Track down every line below that holds "waiting" and copy it.

==== Supplied material ====

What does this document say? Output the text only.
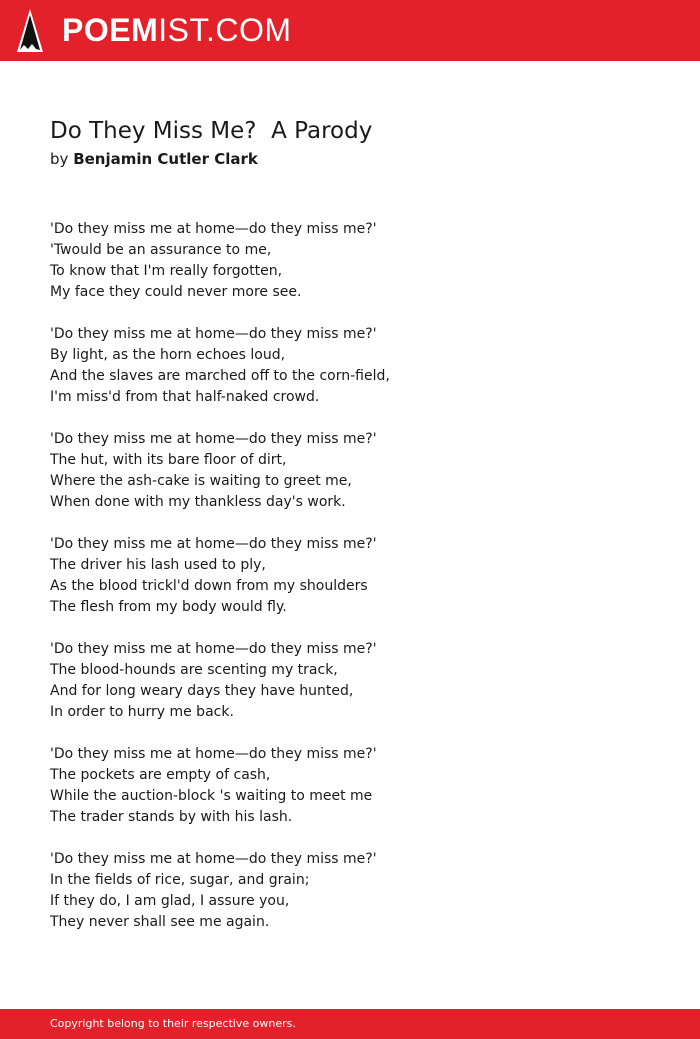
POEMIST.COM
Do They Miss Me?  A Parody
by Benjamin Cutler Clark
'Do they miss me at home—do they miss me?'
'Twould be an assurance to me,
To know that I'm really forgotten,
My face they could never more see.
'Do they miss me at home—do they miss me?'
By light, as the horn echoes loud,
And the slaves are marched off to the corn-field,
I'm miss'd from that half-naked crowd.
'Do they miss me at home—do they miss me?'
The hut, with its bare floor of dirt,
Where the ash-cake is waiting to greet me,
When done with my thankless day's work.
'Do they miss me at home—do they miss me?'
The driver his lash used to ply,
As the blood trickl'd down from my shoulders
The flesh from my body would fly.
'Do they miss me at home—do they miss me?'
The blood-hounds are scenting my track,
And for long weary days they have hunted,
In order to hurry me back.
'Do they miss me at home—do they miss me?'
The pockets are empty of cash,
While the auction-block 's waiting to meet me
The trader stands by with his lash.
'Do they miss me at home—do they miss me?'
In the fields of rice, sugar, and grain;
If they do, I am glad, I assure you,
They never shall see me again.
Copyright belong to their respective owners.
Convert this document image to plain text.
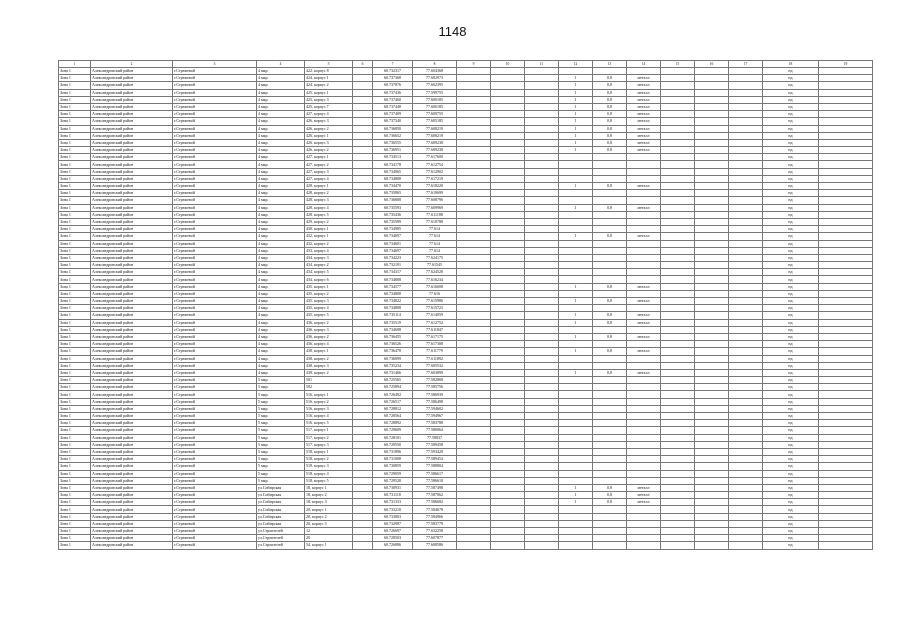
1148
1	2	3	4	5	6	7	8	9	10	11	12	13	14	15	16	17	18	19
Зона 1	Александровский район	г.Стрежевой	4 мкр.	422, корпус 8		60.732317	77.604368										нд	
Зона 1	Александровский район	г.Стрежевой	4 мкр.	424, корпус 1		60.737368	77.602973				1	0,8	металл				нд	
Зона 1	Александровский район	г.Стрежевой	4 мкр.	424, корпус 2		60.737876	77.602395				1	0,8	металл				нд	
Зона 1	Александровский район	г.Стрежевой	4 мкр.	425, корпус 1		60.737436	77.599755				1	0,8	металл				нд	
Зона 1	Александровский район	г.Стрежевой	4 мкр.	425, корпус 3		60.737460	77.600185				1	0,8	металл				нд	
Зона 1	Александровский район	г.Стрежевой	4 мкр.	425, корпус 7		60.737448	77.600185				1	0,8	металл				нд	
Зона 1	Александровский район	г.Стрежевой	4 мкр.	427, корпус 4		60.737409	77.609755				1	0,8	металл				нд	
Зона 1	Александровский район	г.Стрежевой	4 мкр.	426, корпус 3		60.737340	77.605185				1	0,8	металл				нд	
Зона 1	Александровский район	г.Стрежевой	4 мкр.	426, корпус 2		60.736850	77.608219				1	0,8	металл				нд	
Зона 1	Александровский район	г.Стрежевой	4 мкр.	426, корпус 1		60.736652	77.608219				1	0,8	металл				нд	
Зона 1	Александровский район	г.Стрежевой	4 мкр.	426, корпус 3		60.736555	77.609238				1	0,8	металл				нд	
Зона 1	Александровский район	г.Стрежевой	4 мкр.	426, корпус 2		60.736951	77.609238				1	0,8	металл				нд	
Зона 1	Александровский район	г.Стрежевой	4 мкр.	427, корпус 1		60.734513	77.617600										нд	
Зона 1	Александровский район	г.Стрежевой	4 мкр.	427, корпус 2		60.734178	77.612754										нд	
Зона 1	Александровский район	г.Стрежевой	4 мкр.	427, корпус 3		60.734065	77.612902										нд	
Зона 1	Александровский район	г.Стрежевой	4 мкр.	427, корпус 4		60.734808	77.617219										нд	
Зона 1	Александровский район	г.Стрежевой	4 мкр.	428, корпус 1		60.734470	77.618220				1	0,8	металл				нд	
Зона 1	Александровский район	г.Стрежевой	4 мкр.	428, корпус 2		60.735865	77.610699										нд	
Зона 1	Александровский район	г.Стрежевой	4 мкр.	428, корпус 3		60.736808	77.608796										нд	
Зона 1	Александровский район	г.Стрежевой	4 мкр.	428, корпус 4		60.735593	77.609969				1	0,8	металл				нд	
Зона 1	Александровский район	г.Стрежевой	4 мкр.	428, корпус 5		60.735436	77.611188										нд	
Зона 1	Александровский район	г.Стрежевой	4 мкр.	429, корпус 2		60.735589	77.610788										нд	
Зона 1	Александровский район	г.Стрежевой	4 мкр.	430, корпус 1		60.734985	77.614										нд	
Зона 1	Александровский район	г.Стрежевой	4 мкр.	432, корпус 1		60.734697	77.614				1	0,8	металл				нд	
Зона 1	Александровский район	г.Стрежевой	4 мкр.	432, корпус 2		60.734601	77.614										нд	
Зона 1	Александровский район	г.Стрежевой	4 мкр.	433, корпус 4		60.734697	77.614										нд	
Зона 1	Александровский район	г.Стрежевой	4 мкр.	434, корпус 3		60.734223	77.624175										нд	
Зона 1	Александровский район	г.Стрежевой	4 мкр.	434, корпус 2		60.732191	77.61545										нд	
Зона 1	Александровский район	г.Стрежевой	4 мкр.	434, корпус 5		60.734317	77.624528										нд	
Зона 1	Александровский район	г.Стрежевой	4 мкр.	434, корпус 6		60.734808	77.616234										нд	
Зона 1	Александровский район	г.Стрежевой	4 мкр.	435, корпус 1		60.734577	77.616008				1	0,8	металл				нд	
Зона 1	Александровский район	г.Стрежевой	4 мкр.	435, корпус 2		60.734808	77.616										нд	
Зона 1	Александровский район	г.Стрежевой	4 мкр.	435, корпус 3		60.734822	77.615986				1	0,8	металл				нд	
Зона 1	Александровский район	г.Стрежевой	4 мкр.	435, корпус 4		60.734808	77.615723										нд	
Зона 1	Александровский район	г.Стрежевой	4 мкр.	435, корпус 5		60.735114	77.614059				1	0,8	металл				нд	
Зона 1	Александровский район	г.Стрежевой	4 мкр.	436, корпус 2		60.735519	77.612752				1	0,8	металл				нд	
Зона 1	Александровский район	г.Стрежевой	4 мкр.	436, корпус 3		60.734698	77.611847										нд	
Зона 1	Александровский район	г.Стрежевой	4 мкр.	436, корпус 2		60.736455	77.617175				1	0,8	металл				нд	
Зона 1	Александровский район	г.Стрежевой	4 мкр.	436, корпус 4		60.736526	77.617308										нд	
Зона 1	Александровский район	г.Стрежевой	4 мкр.	438, корпус 1		60.736478	77.611779				1	0,8	металл				нд	
Зона 1	Александровский район	г.Стрежевой	4 мкр.	438, корпус 2		60.736099	77.611892										нд	
Зона 1	Александровский район	г.Стрежевой	4 мкр.	438, корпус 3		60.735234	77.605532										нд	
Зона 1	Александровский район	г.Стрежевой	4 мкр.	439, корпус 2		60.731466	77.603899				1	0,8	металл				нд	
Зона 1	Александровский район	г.Стрежевой	5 мкр.	501		60.725565	77.582868										нд	
Зона 1	Александровский район	г.Стрежевой	5 мкр.	502		60.725894	77.585756										нд	
Зона 1	Александровский район	г.Стрежевой	5 мкр.	516, корпус 1		60.726492	77.586939										нд	
Зона 1	Александровский район	г.Стрежевой	5 мкр.	516, корпус 2		60.726517	77.586498										нд	
Зона 1	Александровский район	г.Стрежевой	5 мкр.	516, корпус 3		60.728812	77.594602										нд	
Зона 1	Александровский район	г.Стрежевой	5 мкр.	516, корпус 4		60.728564	77.594967										нд	
Зона 1	Александровский район	г.Стрежевой	5 мкр.	516, корпус 5		60.728892	77.583788										нд	
Зона 1	Александровский район	г.Стрежевой	5 мкр.	517, корпус 1		60.729609	77.580064										нд	
Зона 1	Александровский район	г.Стрежевой	5 мкр.	517, корпус 2		60.728101	77.58837										нд	
Зона 1	Александровский район	г.Стрежевой	5 мкр.	517, корпус 3		60.729550	77.589458										нд	
Зона 1	Александровский район	г.Стрежевой	5 мкр.	518, корпус 1		60.731896	77.593429										нд	
Зона 1	Александровский район	г.Стрежевой	5 мкр.	518, корпус 2		60.731008	77.589454										нд	
Зона 1	Александровский район	г.Стрежевой	5 мкр.	518, корпус 3		60.730859	77.588804										нд	
Зона 1	Александровский район	г.Стрежевой	5 мкр.	518, корпус 4		60.729059	77.586617										нд	
Зона 1	Александровский район	г.Стрежевой	5 мкр.	518, корпус 5		60.729528	77.586610										нд	
Зона 1	Александровский район	г.Стрежевой	ул.Сибирская	18, корпус 1		60.730931	77.587498				1	0,8	металл				нд	
Зона 1	Александровский район	г.Стрежевой	ул.Сибирская	18, корпус 2		60.731118	77.587062				1	0,8	металл				нд	
Зона 1	Александровский район	г.Стрежевой	ул.Сибирская	18, корпус 3		60.731333	77.586682				1	0,8	металл				нд	
Зона 1	Александровский район	г.Стрежевой	ул.Сибирская	20, корпус 1		60.733210	77.584678										нд	
Зона 1	Александровский район	г.Стрежевой	ул.Сибирская	20, корпус 2		60.733803	77.584966										нд	
Зона 1	Александровский район	г.Стрежевой	ул.Сибирская	20, корпус 3		60.732987	77.583779										нд	
Зона 1	Александровский район	г.Стрежевой	ул.Строителей	12		60.726697	77.632258										нд	
Зона 1	Александровский район	г.Стрежевой	ул.Строителей	20		60.728503	77.607877										нд	
Зона 1	Александровский район	г.Стрежевой	ул.Строителей	54, корпус 1		60.726886	77.608586										нд	
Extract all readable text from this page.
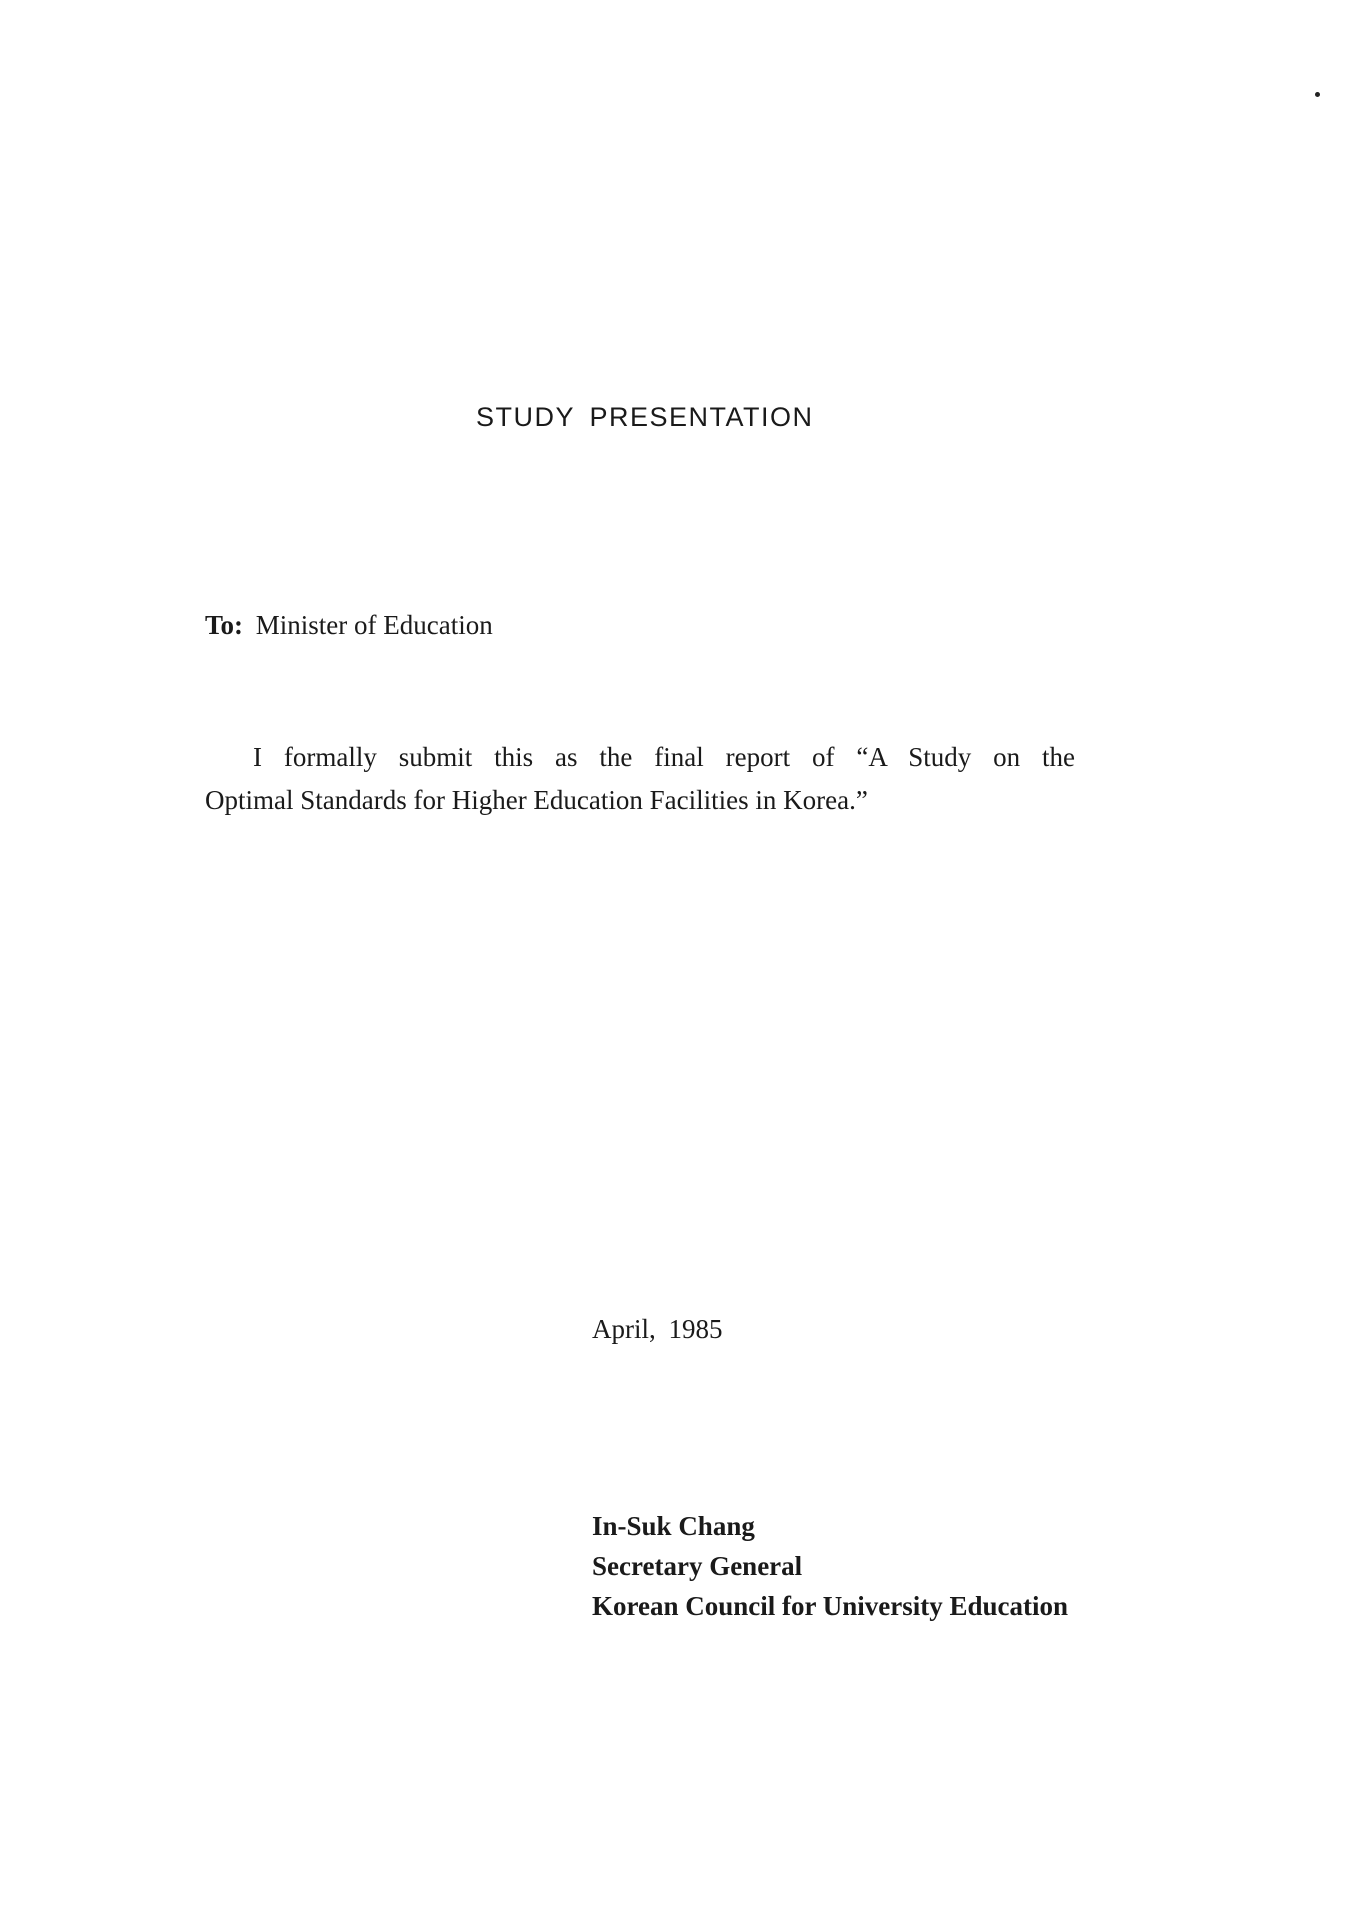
STUDY PRESENTATION
To: Minister of Education
I formally submit this as the final report of “A Study on the
Optimal Standards for Higher Education Facilities in Korea.”
April, 1985
In-Suk Chang
Secretary General
Korean Council for University Education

====

== Exercise response ==
Where the ash-cake is waiting to greet me,
While the auction-block 's waiting to meet me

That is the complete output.